_WHAT THE TASK ASKS_: Make an exact copy of the records, with the pictures left out.

(Dataset records on visual material)
· · · · ·
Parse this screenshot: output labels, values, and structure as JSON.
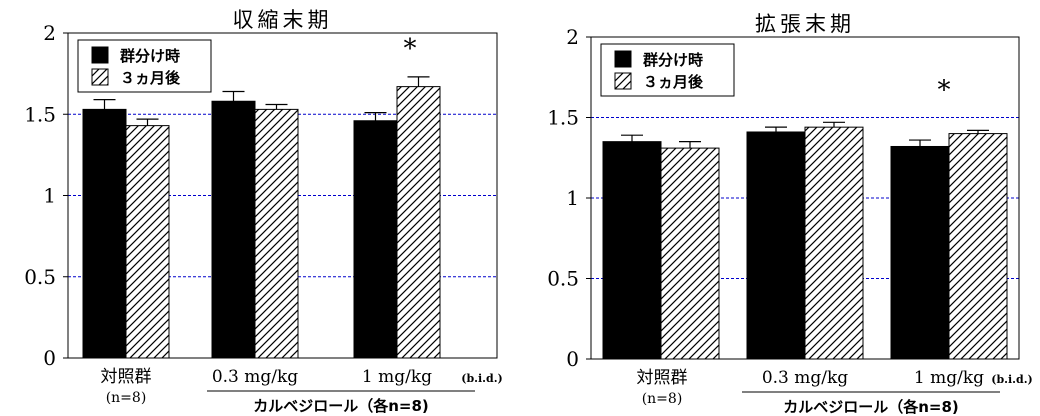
{
  "chart_data": [
    {
      "type": "bar",
      "title": "収縮末期",
      "categories": [
        "対照群\n(n=8)",
        "0.3 mg/kg",
        "1 mg/kg"
      ],
      "series": [
        {
          "name": "群分け時",
          "values": [
            1.53,
            1.58,
            1.46
          ],
          "errors": [
            0.06,
            0.06,
            0.05
          ],
          "fill": "#000000"
        },
        {
          "name": "３ヵ月後",
          "values": [
            1.43,
            1.53,
            1.67
          ],
          "errors": [
            0.04,
            0.03,
            0.06
          ],
          "fill": "hatch"
        }
      ],
      "ylim": [
        0,
        2
      ],
      "yticks": [
        "0",
        "0.5",
        "1",
        "1.5",
        "2"
      ],
      "gridlines": [
        0.5,
        1,
        1.5
      ],
      "grid_color": "#0000cc",
      "legend_position": "top-left",
      "significance_marks": [
        {
          "category": "1 mg/kg",
          "series": "３ヵ月後",
          "symbol": "*"
        }
      ],
      "group_label": "カルベジロール（各n=8)",
      "dosing_note": "(b.i.d.)"
    },
    {
      "type": "bar",
      "title": "拡張末期",
      "categories": [
        "対照群\n(n=8)",
        "0.3 mg/kg",
        "1 mg/kg"
      ],
      "series": [
        {
          "name": "群分け時",
          "values": [
            1.35,
            1.41,
            1.32
          ],
          "errors": [
            0.04,
            0.03,
            0.04
          ],
          "fill": "#000000"
        },
        {
          "name": "３ヵ月後",
          "values": [
            1.31,
            1.44,
            1.4
          ],
          "errors": [
            0.04,
            0.03,
            0.02
          ],
          "fill": "hatch"
        }
      ],
      "ylim": [
        0,
        2
      ],
      "yticks": [
        "0",
        "0.5",
        "1",
        "1.5",
        "2"
      ],
      "gridlines": [
        0.5,
        1,
        1.5
      ],
      "grid_color": "#0000cc",
      "legend_position": "top-left",
      "significance_marks": [
        {
          "category": "1 mg/kg",
          "series": "３ヵ月後",
          "symbol": "*"
        }
      ],
      "group_label": "カルベジロール（各n=8)",
      "dosing_note": "(b.i.d.)"
    }
  ]
}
· · · · ·
_RESULT FOR THIS TASK_:
Parse this screenshot: output labels, values, and structure as JSON.
{
  "chart_data": [
    {
      "type": "bar",
      "title": "収縮末期",
      "categories": [
        "対照群\n(n=8)",
        "0.3 mg/kg",
        "1 mg/kg"
      ],
      "series": [
        {
          "name": "群分け時",
          "values": [
            1.53,
            1.58,
            1.46
          ],
          "errors": [
            0.06,
            0.06,
            0.05
          ],
          "fill": "#000000"
        },
        {
          "name": "３ヵ月後",
          "values": [
            1.43,
            1.53,
            1.67
          ],
          "errors": [
            0.04,
            0.03,
            0.06
          ],
          "fill": "hatch"
        }
      ],
      "ylim": [
        0,
        2
      ],
      "yticks": [
        "0",
        "0.5",
        "1",
        "1.5",
        "2"
      ],
      "gridlines": [
        0.5,
        1,
        1.5
      ],
      "grid_color": "#0000cc",
      "legend_position": "top-left",
      "significance_marks": [
        {
          "category": "1 mg/kg",
          "series": "３ヵ月後",
          "symbol": "*"
        }
      ],
      "group_label": "カルベジロール（各n=8)",
      "dosing_note": "(b.i.d.)"
    },
    {
      "type": "bar",
      "title": "拡張末期",
      "categories": [
        "対照群\n(n=8)",
        "0.3 mg/kg",
        "1 mg/kg"
      ],
      "series": [
        {
          "name": "群分け時",
          "values": [
            1.35,
            1.41,
            1.32
          ],
          "errors": [
            0.04,
            0.03,
            0.04
          ],
          "fill": "#000000"
        },
        {
          "name": "３ヵ月後",
          "values": [
            1.31,
            1.44,
            1.4
          ],
          "errors": [
            0.04,
            0.03,
            0.02
          ],
          "fill": "hatch"
        }
      ],
      "ylim": [
        0,
        2
      ],
      "yticks": [
        "0",
        "0.5",
        "1",
        "1.5",
        "2"
      ],
      "gridlines": [
        0.5,
        1,
        1.5
      ],
      "grid_color": "#0000cc",
      "legend_position": "top-left",
      "significance_marks": [
        {
          "category": "1 mg/kg",
          "series": "３ヵ月後",
          "symbol": "*"
        }
      ],
      "group_label": "カルベジロール（各n=8)",
      "dosing_note": "(b.i.d.)"
    }
  ]
}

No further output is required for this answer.